## YOUR GOAL
Turn every line of the items below into a JSON list of strings, one string per line, with blank lines and the pictures left out.

## THE DATA
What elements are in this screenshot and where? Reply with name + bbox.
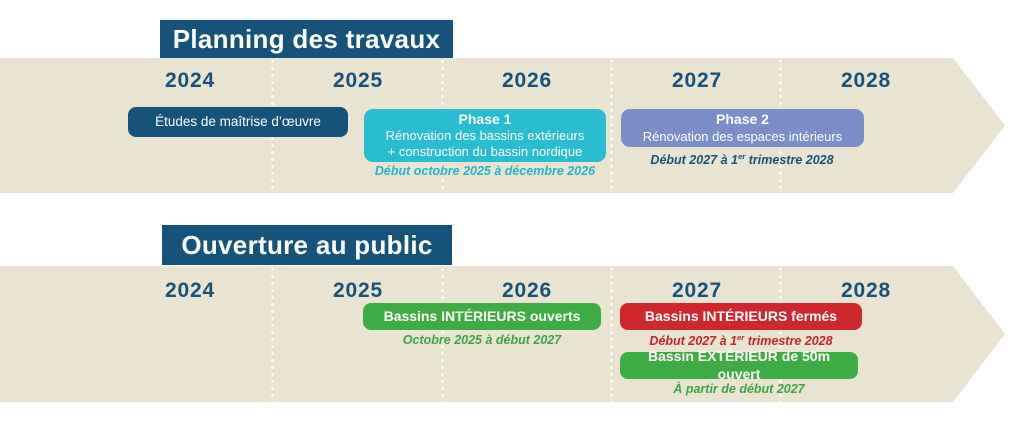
bassins-interieurs-ouverts-caption: Octobre 2025 à début 2027 [402, 333, 562, 347]
phase1-line2: + construction du bassin nordique [387, 144, 583, 160]
year-label-2027-ouverture: 2027 [672, 279, 722, 302]
phase2-box: Phase 2 Rénovation des espaces intérieur… [621, 109, 864, 147]
year-label-2025-ouverture: 2025 [333, 279, 383, 302]
year-separator-dotted-line [441, 266, 444, 402]
year-label-2028-ouverture: 2028 [841, 279, 891, 302]
caption-text-part: trimestre 2028 [744, 334, 833, 349]
bassin-exterieur-ouvert-box: Bassin EXTÉRIEUR de 50m ouvert [620, 348, 858, 382]
year-separator-dotted-line [779, 266, 782, 402]
caption-superscript: er [737, 152, 746, 161]
caption-text-part: Début 2027 à 1 [650, 153, 738, 168]
etudes-maitrise-oeuvre-box: Études de maîtrise d’œuvre [128, 107, 348, 137]
year-separator-dotted-line [610, 266, 613, 402]
year-label-2028-travaux: 2028 [841, 69, 891, 92]
phase2-dates-caption: Début 2027 à 1er trimestre 2028 [582, 152, 902, 167]
year-label-2024-ouverture: 2024 [165, 279, 215, 302]
year-label-2026-travaux: 2026 [502, 69, 552, 92]
ouverture-section-title: Ouverture au public [162, 225, 452, 265]
caption-text-part: trimestre 2028 [745, 153, 834, 168]
bassins-interieurs-ouverts-box: Bassins INTÉRIEURS ouverts [363, 303, 601, 330]
year-label-2025-travaux: 2025 [333, 69, 383, 92]
bassin-exterieur-ouvert-caption: À partir de début 2027 [673, 382, 805, 396]
year-label-2027-travaux: 2027 [672, 69, 722, 92]
planning-section-title: Planning des travaux [160, 20, 453, 58]
year-label-2026-ouverture: 2026 [502, 279, 552, 302]
phase2-line1: Rénovation des espaces intérieurs [642, 128, 843, 144]
timeline-band-ouverture: 2024 2025 2026 2027 2028 [0, 266, 1005, 402]
phase2-name: Phase 2 [716, 111, 769, 128]
caption-text-part: Début 2027 à 1 [649, 334, 737, 349]
phase1-dates-caption: Début octobre 2025 à décembre 2026 [374, 164, 596, 178]
bassins-interieurs-fermes-caption: Début 2027 à 1er trimestre 2028 [581, 333, 901, 348]
caption-superscript: er [736, 333, 745, 342]
year-label-2024-travaux: 2024 [165, 69, 215, 92]
phase1-name: Phase 1 [458, 110, 512, 127]
phase1-line1: Rénovation des bassins extérieurs [385, 128, 585, 143]
phase1-box: Phase 1 Rénovation des bassins extérieur… [364, 109, 606, 162]
year-separator-dotted-line [610, 58, 613, 193]
year-separator-dotted-line [271, 266, 274, 402]
bassins-interieurs-fermes-box: Bassins INTÉRIEURS fermés [620, 303, 862, 330]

## EXPECTED OUTPUT
[
  "What elements are in this screenshot and where? Reply with name + bbox.",
  "bassins-interieurs-ouverts-caption: Octobre 2025 à début 2027 [402, 333, 562, 347]",
  "phase1-line2: + construction du bassin nordique [387, 144, 583, 160]",
  "year-label-2027-ouverture: 2027 [672, 279, 722, 302]",
  "phase2-box: Phase 2 Rénovation des espaces intérieur… [621, 109, 864, 147]",
  "year-label-2025-ouverture: 2025 [333, 279, 383, 302]",
  "year-separator-dotted-line [441, 266, 444, 402]",
  "year-label-2028-ouverture: 2028 [841, 279, 891, 302]",
  "caption-text-part: trimestre 2028 [744, 334, 833, 349]",
  "bassin-exterieur-ouvert-box: Bassin EXTÉRIEUR de 50m ouvert [620, 348, 858, 382]",
  "year-separator-dotted-line [779, 266, 782, 402]",
  "caption-superscript: er [737, 152, 746, 161]",
  "caption-text-part: Début 2027 à 1 [650, 153, 738, 168]",
  "etudes-maitrise-oeuvre-box: Études de maîtrise d’œuvre [128, 107, 348, 137]",
  "year-separator-dotted-line [610, 266, 613, 402]",
  "year-label-2028-travaux: 2028 [841, 69, 891, 92]",
  "phase2-dates-caption: Début 2027 à 1er trimestre 2028 [582, 152, 902, 167]",
  "year-label-2024-ouverture: 2024 [165, 279, 215, 302]",
  "year-label-2026-travaux: 2026 [502, 69, 552, 92]",
  "ouverture-section-title: Ouverture au public [162, 225, 452, 265]",
  "caption-text-part: trimestre 2028 [745, 153, 834, 168]",
  "bassins-interieurs-ouverts-box: Bassins INTÉRIEURS ouverts [363, 303, 601, 330]",
  "year-label-2025-travaux: 2025 [333, 69, 383, 92]",
  "bassin-exterieur-ouvert-caption: À partir de début 2027 [673, 382, 805, 396]",
  "year-label-2027-travaux: 2027 [672, 69, 722, 92]",
  "planning-section-title: Planning des travaux [160, 20, 453, 58]",
  "year-label-2026-ouverture: 2026 [502, 279, 552, 302]",
  "phase2-line1: Rénovation des espaces intérieurs [642, 128, 843, 144]",
  "timeline-band-ouverture: 2024 2025 2026 2027 2028 [0, 266, 1005, 402]",
  "phase2-name: Phase 2 [716, 111, 769, 128]",
  "caption-text-part: Début 2027 à 1 [649, 334, 737, 349]",
  "phase1-dates-caption: Début octobre 2025 à décembre 2026 [374, 164, 596, 178]",
  "bassins-interieurs-fermes-caption: Début 2027 à 1er trimestre 2028 [581, 333, 901, 348]",
  "caption-superscript: er [736, 333, 745, 342]",
  "year-label-2024-travaux: 2024 [165, 69, 215, 92]",
  "phase1-name: Phase 1 [458, 110, 512, 127]",
  "phase1-line1: Rénovation des bassins extérieurs [385, 128, 585, 143]",
  "phase1-box: Phase 1 Rénovation des bassins extérieur… [364, 109, 606, 162]",
  "year-separator-dotted-line [610, 58, 613, 193]",
  "year-separator-dotted-line [271, 266, 274, 402]",
  "bassins-interieurs-fermes-box: Bassins INTÉRIEURS fermés [620, 303, 862, 330]"
]